* [Challenge] In the entries below, find every line holding the string "within" and collect it.

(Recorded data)
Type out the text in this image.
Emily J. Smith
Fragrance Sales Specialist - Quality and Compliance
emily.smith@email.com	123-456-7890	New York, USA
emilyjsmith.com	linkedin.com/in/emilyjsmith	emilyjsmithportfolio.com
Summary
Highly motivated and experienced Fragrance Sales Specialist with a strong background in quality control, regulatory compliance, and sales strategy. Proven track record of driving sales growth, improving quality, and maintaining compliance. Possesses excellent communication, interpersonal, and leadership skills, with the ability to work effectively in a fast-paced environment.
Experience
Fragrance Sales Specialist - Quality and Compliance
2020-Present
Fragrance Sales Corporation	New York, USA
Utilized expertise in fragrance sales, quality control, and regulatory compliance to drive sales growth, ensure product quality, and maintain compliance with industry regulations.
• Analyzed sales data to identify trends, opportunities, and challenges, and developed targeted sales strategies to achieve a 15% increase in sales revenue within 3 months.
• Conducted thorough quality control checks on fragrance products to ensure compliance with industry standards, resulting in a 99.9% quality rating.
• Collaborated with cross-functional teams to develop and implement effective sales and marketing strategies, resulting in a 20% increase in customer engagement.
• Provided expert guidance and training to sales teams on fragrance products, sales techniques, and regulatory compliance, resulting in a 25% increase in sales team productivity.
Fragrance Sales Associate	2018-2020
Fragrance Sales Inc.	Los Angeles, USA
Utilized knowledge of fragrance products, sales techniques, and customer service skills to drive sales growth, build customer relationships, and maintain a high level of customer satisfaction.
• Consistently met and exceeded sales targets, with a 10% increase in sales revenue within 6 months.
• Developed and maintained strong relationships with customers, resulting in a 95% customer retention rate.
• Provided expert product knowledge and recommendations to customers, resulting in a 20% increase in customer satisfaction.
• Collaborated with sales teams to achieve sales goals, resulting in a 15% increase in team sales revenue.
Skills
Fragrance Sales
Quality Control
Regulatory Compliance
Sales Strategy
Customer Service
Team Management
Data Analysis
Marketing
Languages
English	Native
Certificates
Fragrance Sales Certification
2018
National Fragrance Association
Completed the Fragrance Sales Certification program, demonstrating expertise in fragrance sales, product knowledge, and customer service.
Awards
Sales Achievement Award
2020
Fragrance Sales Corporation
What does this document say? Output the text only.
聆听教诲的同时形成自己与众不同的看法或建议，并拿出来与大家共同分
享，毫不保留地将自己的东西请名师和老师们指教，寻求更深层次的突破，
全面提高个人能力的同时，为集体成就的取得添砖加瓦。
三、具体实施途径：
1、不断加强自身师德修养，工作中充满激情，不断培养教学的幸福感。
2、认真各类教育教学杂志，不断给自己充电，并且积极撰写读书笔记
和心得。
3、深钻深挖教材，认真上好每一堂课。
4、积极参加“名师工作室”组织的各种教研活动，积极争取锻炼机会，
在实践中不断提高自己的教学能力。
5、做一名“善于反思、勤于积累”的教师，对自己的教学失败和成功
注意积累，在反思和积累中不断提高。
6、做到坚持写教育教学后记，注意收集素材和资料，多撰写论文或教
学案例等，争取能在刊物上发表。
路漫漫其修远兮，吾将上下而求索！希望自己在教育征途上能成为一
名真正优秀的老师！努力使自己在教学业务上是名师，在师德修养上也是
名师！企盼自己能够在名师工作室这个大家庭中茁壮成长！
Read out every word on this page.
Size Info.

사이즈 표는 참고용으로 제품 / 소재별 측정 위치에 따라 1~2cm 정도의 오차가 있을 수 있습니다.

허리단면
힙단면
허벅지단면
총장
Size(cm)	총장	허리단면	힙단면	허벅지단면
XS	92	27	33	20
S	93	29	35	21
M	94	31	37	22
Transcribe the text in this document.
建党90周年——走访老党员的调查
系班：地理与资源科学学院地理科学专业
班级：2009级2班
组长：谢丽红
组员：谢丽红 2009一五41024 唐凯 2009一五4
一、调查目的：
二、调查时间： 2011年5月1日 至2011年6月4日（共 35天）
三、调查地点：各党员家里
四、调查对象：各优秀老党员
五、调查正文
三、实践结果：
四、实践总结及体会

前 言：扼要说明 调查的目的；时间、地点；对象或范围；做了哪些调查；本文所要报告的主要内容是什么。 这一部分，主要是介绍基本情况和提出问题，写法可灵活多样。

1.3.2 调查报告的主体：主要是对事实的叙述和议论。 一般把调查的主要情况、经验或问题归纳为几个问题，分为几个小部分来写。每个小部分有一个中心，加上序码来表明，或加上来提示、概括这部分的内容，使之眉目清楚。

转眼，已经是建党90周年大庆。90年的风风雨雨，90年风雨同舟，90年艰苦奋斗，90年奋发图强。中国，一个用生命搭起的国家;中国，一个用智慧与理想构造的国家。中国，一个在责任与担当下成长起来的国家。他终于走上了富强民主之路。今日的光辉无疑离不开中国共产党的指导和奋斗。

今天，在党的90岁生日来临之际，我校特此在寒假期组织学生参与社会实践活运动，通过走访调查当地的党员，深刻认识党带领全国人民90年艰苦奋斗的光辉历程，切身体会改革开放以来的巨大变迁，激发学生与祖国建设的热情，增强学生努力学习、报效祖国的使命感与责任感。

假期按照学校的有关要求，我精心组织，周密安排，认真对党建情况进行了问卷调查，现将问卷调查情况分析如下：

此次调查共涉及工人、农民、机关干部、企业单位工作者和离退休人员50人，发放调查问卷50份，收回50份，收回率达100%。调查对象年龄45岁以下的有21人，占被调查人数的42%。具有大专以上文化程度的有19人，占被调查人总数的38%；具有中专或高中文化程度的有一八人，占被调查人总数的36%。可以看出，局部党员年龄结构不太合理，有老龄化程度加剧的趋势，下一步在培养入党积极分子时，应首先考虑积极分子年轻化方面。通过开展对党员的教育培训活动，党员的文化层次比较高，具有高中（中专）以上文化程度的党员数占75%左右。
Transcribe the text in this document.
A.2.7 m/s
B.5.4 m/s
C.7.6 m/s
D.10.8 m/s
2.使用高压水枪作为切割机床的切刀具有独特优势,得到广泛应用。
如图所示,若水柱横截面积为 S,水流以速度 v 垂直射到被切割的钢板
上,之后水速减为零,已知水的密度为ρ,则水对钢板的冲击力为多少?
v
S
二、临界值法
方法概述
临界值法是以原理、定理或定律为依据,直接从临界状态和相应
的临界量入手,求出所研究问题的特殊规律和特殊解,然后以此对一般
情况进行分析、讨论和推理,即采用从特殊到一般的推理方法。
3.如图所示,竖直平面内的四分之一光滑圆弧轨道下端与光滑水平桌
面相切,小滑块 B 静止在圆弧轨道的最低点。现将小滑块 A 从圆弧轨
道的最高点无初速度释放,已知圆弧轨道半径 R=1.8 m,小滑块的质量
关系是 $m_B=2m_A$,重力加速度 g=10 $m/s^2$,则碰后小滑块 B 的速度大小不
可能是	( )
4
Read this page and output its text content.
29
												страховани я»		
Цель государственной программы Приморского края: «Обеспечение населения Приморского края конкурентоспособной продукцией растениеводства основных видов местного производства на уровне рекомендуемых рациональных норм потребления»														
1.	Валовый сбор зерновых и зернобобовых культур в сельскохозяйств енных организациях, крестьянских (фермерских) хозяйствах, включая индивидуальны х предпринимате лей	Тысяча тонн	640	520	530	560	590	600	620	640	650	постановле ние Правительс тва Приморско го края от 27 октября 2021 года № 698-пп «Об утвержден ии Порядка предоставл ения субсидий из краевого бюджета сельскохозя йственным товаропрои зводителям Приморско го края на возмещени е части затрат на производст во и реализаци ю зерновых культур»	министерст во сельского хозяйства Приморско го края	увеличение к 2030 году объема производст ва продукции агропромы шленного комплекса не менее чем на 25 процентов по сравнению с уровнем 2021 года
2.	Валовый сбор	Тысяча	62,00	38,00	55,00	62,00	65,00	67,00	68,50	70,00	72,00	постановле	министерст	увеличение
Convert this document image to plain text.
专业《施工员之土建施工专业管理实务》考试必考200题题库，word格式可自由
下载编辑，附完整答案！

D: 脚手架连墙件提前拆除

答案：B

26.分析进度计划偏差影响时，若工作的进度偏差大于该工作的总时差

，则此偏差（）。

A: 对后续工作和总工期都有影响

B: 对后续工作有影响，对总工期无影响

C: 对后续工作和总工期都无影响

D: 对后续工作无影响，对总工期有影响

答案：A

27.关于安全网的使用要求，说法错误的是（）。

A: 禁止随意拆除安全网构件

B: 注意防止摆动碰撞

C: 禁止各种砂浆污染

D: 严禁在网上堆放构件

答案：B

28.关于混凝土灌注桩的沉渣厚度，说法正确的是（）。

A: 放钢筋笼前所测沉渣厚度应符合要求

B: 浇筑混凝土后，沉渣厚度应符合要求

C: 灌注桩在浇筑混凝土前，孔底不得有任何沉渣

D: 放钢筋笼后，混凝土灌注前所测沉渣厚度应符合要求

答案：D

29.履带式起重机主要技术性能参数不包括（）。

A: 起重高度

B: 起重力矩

* [Result of the task]
• Analyzed sales data to identify trends, opportunities, and challenges, and developed targeted sales strategies to achieve a 15% increase in sales revenue within 3 months.
• Consistently met and exceeded sales targets, with a 10% increase in sales revenue within 6 months.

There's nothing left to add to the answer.